──────── DATA TO USE

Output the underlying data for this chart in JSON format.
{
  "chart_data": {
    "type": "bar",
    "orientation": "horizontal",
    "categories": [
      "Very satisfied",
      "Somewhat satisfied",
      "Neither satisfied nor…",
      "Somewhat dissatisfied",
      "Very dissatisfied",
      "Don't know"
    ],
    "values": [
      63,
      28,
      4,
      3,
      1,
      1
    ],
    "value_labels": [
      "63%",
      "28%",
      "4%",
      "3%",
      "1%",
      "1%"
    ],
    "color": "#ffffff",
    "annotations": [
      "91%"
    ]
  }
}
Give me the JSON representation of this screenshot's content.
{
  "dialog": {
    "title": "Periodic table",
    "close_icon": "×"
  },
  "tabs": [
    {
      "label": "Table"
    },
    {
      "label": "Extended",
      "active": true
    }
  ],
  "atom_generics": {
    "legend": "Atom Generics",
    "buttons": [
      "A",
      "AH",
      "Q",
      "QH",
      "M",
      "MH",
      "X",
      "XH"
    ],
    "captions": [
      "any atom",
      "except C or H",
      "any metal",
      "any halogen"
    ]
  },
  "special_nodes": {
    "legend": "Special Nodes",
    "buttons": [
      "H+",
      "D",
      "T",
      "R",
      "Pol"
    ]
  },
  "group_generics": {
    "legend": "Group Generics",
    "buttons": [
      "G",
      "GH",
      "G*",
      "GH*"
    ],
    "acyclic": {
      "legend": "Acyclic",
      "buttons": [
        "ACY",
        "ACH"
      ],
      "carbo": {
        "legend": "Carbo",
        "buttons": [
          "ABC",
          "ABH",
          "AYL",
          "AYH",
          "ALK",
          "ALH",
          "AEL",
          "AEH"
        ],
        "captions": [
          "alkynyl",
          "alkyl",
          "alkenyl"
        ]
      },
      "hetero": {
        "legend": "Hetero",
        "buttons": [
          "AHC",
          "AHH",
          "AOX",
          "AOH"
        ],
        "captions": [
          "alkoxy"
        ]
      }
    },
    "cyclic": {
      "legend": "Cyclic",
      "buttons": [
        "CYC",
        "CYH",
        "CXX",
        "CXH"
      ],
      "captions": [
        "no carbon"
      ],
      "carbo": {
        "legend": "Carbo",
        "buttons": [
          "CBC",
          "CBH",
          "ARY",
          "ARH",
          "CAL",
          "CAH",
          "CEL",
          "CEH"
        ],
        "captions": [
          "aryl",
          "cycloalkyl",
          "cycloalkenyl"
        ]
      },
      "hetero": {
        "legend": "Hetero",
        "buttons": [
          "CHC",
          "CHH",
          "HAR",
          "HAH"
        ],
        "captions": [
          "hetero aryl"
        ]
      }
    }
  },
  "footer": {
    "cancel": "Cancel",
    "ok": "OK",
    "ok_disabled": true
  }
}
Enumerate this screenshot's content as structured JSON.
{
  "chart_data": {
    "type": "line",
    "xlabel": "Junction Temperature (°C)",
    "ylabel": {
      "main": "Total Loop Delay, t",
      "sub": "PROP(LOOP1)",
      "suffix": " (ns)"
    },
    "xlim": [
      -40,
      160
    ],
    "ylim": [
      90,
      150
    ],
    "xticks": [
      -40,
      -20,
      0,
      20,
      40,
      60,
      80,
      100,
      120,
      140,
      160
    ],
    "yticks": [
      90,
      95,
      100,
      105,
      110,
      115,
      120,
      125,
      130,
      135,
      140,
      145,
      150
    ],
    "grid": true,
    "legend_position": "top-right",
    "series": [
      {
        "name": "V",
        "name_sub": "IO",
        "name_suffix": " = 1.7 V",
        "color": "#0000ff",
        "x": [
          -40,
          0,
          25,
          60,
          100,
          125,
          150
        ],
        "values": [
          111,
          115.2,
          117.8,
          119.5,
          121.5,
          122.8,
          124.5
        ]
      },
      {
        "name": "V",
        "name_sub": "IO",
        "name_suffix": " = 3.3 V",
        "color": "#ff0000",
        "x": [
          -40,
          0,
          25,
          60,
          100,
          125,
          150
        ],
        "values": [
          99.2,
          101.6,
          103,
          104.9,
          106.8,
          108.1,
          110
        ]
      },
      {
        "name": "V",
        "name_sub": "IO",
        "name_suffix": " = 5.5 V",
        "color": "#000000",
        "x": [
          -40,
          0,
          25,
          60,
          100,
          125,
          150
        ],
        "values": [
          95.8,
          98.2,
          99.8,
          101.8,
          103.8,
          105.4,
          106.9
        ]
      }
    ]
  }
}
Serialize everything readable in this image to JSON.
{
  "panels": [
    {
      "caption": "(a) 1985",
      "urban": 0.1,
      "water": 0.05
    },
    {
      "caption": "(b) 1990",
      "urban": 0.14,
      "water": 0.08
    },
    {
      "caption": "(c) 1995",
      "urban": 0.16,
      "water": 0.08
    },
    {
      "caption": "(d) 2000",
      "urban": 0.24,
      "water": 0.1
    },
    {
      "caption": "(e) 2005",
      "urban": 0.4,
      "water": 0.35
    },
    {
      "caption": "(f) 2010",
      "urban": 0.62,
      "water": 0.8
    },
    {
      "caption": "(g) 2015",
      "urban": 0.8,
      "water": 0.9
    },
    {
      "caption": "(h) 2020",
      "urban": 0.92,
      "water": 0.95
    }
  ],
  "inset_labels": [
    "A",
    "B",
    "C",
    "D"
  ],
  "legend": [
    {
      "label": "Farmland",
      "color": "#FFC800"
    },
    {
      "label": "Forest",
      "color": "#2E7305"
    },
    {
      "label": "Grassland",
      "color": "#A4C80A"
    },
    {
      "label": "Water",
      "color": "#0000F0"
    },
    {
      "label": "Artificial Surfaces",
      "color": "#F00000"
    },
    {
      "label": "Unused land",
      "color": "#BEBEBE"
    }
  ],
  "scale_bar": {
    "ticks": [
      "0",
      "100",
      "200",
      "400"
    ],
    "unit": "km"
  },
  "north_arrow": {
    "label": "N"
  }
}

────────────────

Write out all the lines again, exactly as they are.

ANSWER TO THE TASK:
Output the underlying data for this chart in JSON format.
{
  "chart_data": {
    "type": "bar",
    "orientation": "horizontal",
    "categories": [
      "Very satisfied",
      "Somewhat satisfied",
      "Neither satisfied nor…",
      "Somewhat dissatisfied",
      "Very dissatisfied",
      "Don't know"
    ],
    "values": [
      63,
      28,
      4,
      3,
      1,
      1
    ],
    "value_labels": [
      "63%",
      "28%",
      "4%",
      "3%",
      "1%",
      "1%"
    ],
    "color": "#ffffff",
    "annotations": [
      "91%"
    ]
  }
}
Give me the JSON representation of this screenshot's content.
{
  "dialog": {
    "title": "Periodic table",
    "close_icon": "×"
  },
  "tabs": [
    {
      "label": "Table"
    },
    {
      "label": "Extended",
      "active": true
    }
  ],
  "atom_generics": {
    "legend": "Atom Generics",
    "buttons": [
      "A",
      "AH",
      "Q",
      "QH",
      "M",
      "MH",
      "X",
      "XH"
    ],
    "captions": [
      "any atom",
      "except C or H",
      "any metal",
      "any halogen"
    ]
  },
  "special_nodes": {
    "legend": "Special Nodes",
    "buttons": [
      "H+",
      "D",
      "T",
      "R",
      "Pol"
    ]
  },
  "group_generics": {
    "legend": "Group Generics",
    "buttons": [
      "G",
      "GH",
      "G*",
      "GH*"
    ],
    "acyclic": {
      "legend": "Acyclic",
      "buttons": [
        "ACY",
        "ACH"
      ],
      "carbo": {
        "legend": "Carbo",
        "buttons": [
          "ABC",
          "ABH",
          "AYL",
          "AYH",
          "ALK",
          "ALH",
          "AEL",
          "AEH"
        ],
        "captions": [
          "alkynyl",
          "alkyl",
          "alkenyl"
        ]
      },
      "hetero": {
        "legend": "Hetero",
        "buttons": [
          "AHC",
          "AHH",
          "AOX",
          "AOH"
        ],
        "captions": [
          "alkoxy"
        ]
      }
    },
    "cyclic": {
      "legend": "Cyclic",
      "buttons": [
        "CYC",
        "CYH",
        "CXX",
        "CXH"
      ],
      "captions": [
        "no carbon"
      ],
      "carbo": {
        "legend": "Carbo",
        "buttons": [
          "CBC",
          "CBH",
          "ARY",
          "ARH",
          "CAL",
          "CAH",
          "CEL",
          "CEH"
        ],
        "captions": [
          "aryl",
          "cycloalkyl",
          "cycloalkenyl"
        ]
      },
      "hetero": {
        "legend": "Hetero",
        "buttons": [
          "CHC",
          "CHH",
          "HAR",
          "HAH"
        ],
        "captions": [
          "hetero aryl"
        ]
      }
    }
  },
  "footer": {
    "cancel": "Cancel",
    "ok": "OK",
    "ok_disabled": true
  }
}
Enumerate this screenshot's content as structured JSON.
{
  "chart_data": {
    "type": "line",
    "xlabel": "Junction Temperature (°C)",
    "ylabel": {
      "main": "Total Loop Delay, t",
      "sub": "PROP(LOOP1)",
      "suffix": " (ns)"
    },
    "xlim": [
      -40,
      160
    ],
    "ylim": [
      90,
      150
    ],
    "xticks": [
      -40,
      -20,
      0,
      20,
      40,
      60,
      80,
      100,
      120,
      140,
      160
    ],
    "yticks": [
      90,
      95,
      100,
      105,
      110,
      115,
      120,
      125,
      130,
      135,
      140,
      145,
      150
    ],
    "grid": true,
    "legend_position": "top-right",
    "series": [
      {
        "name": "V",
        "name_sub": "IO",
        "name_suffix": " = 1.7 V",
        "color": "#0000ff",
        "x": [
          -40,
          0,
          25,
          60,
          100,
          125,
          150
        ],
        "values": [
          111,
          115.2,
          117.8,
          119.5,
          121.5,
          122.8,
          124.5
        ]
      },
      {
        "name": "V",
        "name_sub": "IO",
        "name_suffix": " = 3.3 V",
        "color": "#ff0000",
        "x": [
          -40,
          0,
          25,
          60,
          100,
          125,
          150
        ],
        "values": [
          99.2,
          101.6,
          103,
          104.9,
          106.8,
          108.1,
          110
        ]
      },
      {
        "name": "V",
        "name_sub": "IO",
        "name_suffix": " = 5.5 V",
        "color": "#000000",
        "x": [
          -40,
          0,
          25,
          60,
          100,
          125,
          150
        ],
        "values": [
          95.8,
          98.2,
          99.8,
          101.8,
          103.8,
          105.4,
          106.9
        ]
      }
    ]
  }
}
Serialize everything readable in this image to JSON.
{
  "panels": [
    {
      "caption": "(a) 1985",
      "urban": 0.1,
      "water": 0.05
    },
    {
      "caption": "(b) 1990",
      "urban": 0.14,
      "water": 0.08
    },
    {
      "caption": "(c) 1995",
      "urban": 0.16,
      "water": 0.08
    },
    {
      "caption": "(d) 2000",
      "urban": 0.24,
      "water": 0.1
    },
    {
      "caption": "(e) 2005",
      "urban": 0.4,
      "water": 0.35
    },
    {
      "caption": "(f) 2010",
      "urban": 0.62,
      "water": 0.8
    },
    {
      "caption": "(g) 2015",
      "urban": 0.8,
      "water": 0.9
    },
    {
      "caption": "(h) 2020",
      "urban": 0.92,
      "water": 0.95
    }
  ],
  "inset_labels": [
    "A",
    "B",
    "C",
    "D"
  ],
  "legend": [
    {
      "label": "Farmland",
      "color": "#FFC800"
    },
    {
      "label": "Forest",
      "color": "#2E7305"
    },
    {
      "label": "Grassland",
      "color": "#A4C80A"
    },
    {
      "label": "Water",
      "color": "#0000F0"
    },
    {
      "label": "Artificial Surfaces",
      "color": "#F00000"
    },
    {
      "label": "Unused land",
      "color": "#BEBEBE"
    }
  ],
  "scale_bar": {
    "ticks": [
      "0",
      "100",
      "200",
      "400"
    ],
    "unit": "km"
  },
  "north_arrow": {
    "label": "N"
  }
}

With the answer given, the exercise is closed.